--- Start DATA LINES ---

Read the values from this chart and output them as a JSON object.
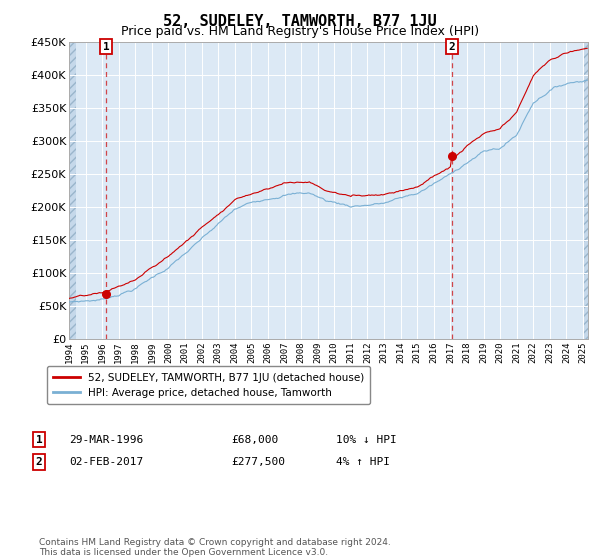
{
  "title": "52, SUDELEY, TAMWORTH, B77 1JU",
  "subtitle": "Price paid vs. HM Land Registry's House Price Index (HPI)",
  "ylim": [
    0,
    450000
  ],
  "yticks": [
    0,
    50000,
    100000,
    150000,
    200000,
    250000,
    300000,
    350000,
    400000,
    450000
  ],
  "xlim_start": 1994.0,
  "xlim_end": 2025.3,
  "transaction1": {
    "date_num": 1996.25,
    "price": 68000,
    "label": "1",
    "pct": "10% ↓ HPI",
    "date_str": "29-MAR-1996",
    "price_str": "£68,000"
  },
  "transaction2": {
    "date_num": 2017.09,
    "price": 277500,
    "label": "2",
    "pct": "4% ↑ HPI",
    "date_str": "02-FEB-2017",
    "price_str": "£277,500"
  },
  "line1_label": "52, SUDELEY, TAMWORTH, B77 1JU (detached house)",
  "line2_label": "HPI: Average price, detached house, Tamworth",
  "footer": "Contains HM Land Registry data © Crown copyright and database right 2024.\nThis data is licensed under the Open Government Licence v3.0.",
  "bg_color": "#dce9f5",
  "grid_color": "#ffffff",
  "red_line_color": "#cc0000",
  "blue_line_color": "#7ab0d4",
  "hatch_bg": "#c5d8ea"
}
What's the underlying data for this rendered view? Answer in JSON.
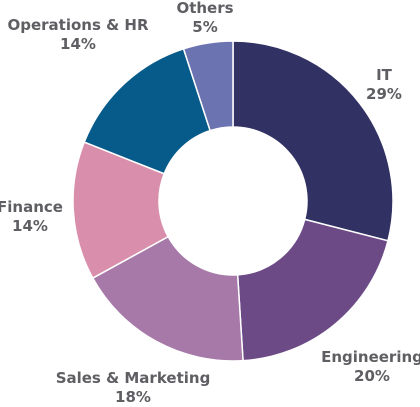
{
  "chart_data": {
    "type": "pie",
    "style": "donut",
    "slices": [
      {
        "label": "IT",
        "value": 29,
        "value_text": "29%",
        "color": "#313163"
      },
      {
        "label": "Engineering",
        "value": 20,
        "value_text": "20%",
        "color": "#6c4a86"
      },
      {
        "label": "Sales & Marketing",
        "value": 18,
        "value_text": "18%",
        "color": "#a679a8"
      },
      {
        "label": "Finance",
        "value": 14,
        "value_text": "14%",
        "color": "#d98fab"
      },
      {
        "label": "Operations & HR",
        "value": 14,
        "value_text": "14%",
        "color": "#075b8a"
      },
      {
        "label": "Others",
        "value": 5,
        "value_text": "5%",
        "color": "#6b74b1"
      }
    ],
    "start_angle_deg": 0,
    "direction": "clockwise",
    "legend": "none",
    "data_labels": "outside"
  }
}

--- End DATA LINES ---

Pictures stay out; repeat all the rest of the records exactly.

Read the values from this chart and output them as a JSON object.
{
  "title": "52, SUDELEY, TAMWORTH, B77 1JU",
  "subtitle": "Price paid vs. HM Land Registry's House Price Index (HPI)",
  "ylim": [
    0,
    450000
  ],
  "yticks": [
    0,
    50000,
    100000,
    150000,
    200000,
    250000,
    300000,
    350000,
    400000,
    450000
  ],
  "xlim_start": 1994.0,
  "xlim_end": 2025.3,
  "transaction1": {
    "date_num": 1996.25,
    "price": 68000,
    "label": "1",
    "pct": "10% ↓ HPI",
    "date_str": "29-MAR-1996",
    "price_str": "£68,000"
  },
  "transaction2": {
    "date_num": 2017.09,
    "price": 277500,
    "label": "2",
    "pct": "4% ↑ HPI",
    "date_str": "02-FEB-2017",
    "price_str": "£277,500"
  },
  "line1_label": "52, SUDELEY, TAMWORTH, B77 1JU (detached house)",
  "line2_label": "HPI: Average price, detached house, Tamworth",
  "footer": "Contains HM Land Registry data © Crown copyright and database right 2024.\nThis data is licensed under the Open Government Licence v3.0.",
  "bg_color": "#dce9f5",
  "grid_color": "#ffffff",
  "red_line_color": "#cc0000",
  "blue_line_color": "#7ab0d4",
  "hatch_bg": "#c5d8ea"
}
What's the underlying data for this rendered view? Answer in JSON.
{
  "chart_data": {
    "type": "pie",
    "style": "donut",
    "slices": [
      {
        "label": "IT",
        "value": 29,
        "value_text": "29%",
        "color": "#313163"
      },
      {
        "label": "Engineering",
        "value": 20,
        "value_text": "20%",
        "color": "#6c4a86"
      },
      {
        "label": "Sales & Marketing",
        "value": 18,
        "value_text": "18%",
        "color": "#a679a8"
      },
      {
        "label": "Finance",
        "value": 14,
        "value_text": "14%",
        "color": "#d98fab"
      },
      {
        "label": "Operations & HR",
        "value": 14,
        "value_text": "14%",
        "color": "#075b8a"
      },
      {
        "label": "Others",
        "value": 5,
        "value_text": "5%",
        "color": "#6b74b1"
      }
    ],
    "start_angle_deg": 0,
    "direction": "clockwise",
    "legend": "none",
    "data_labels": "outside"
  }
}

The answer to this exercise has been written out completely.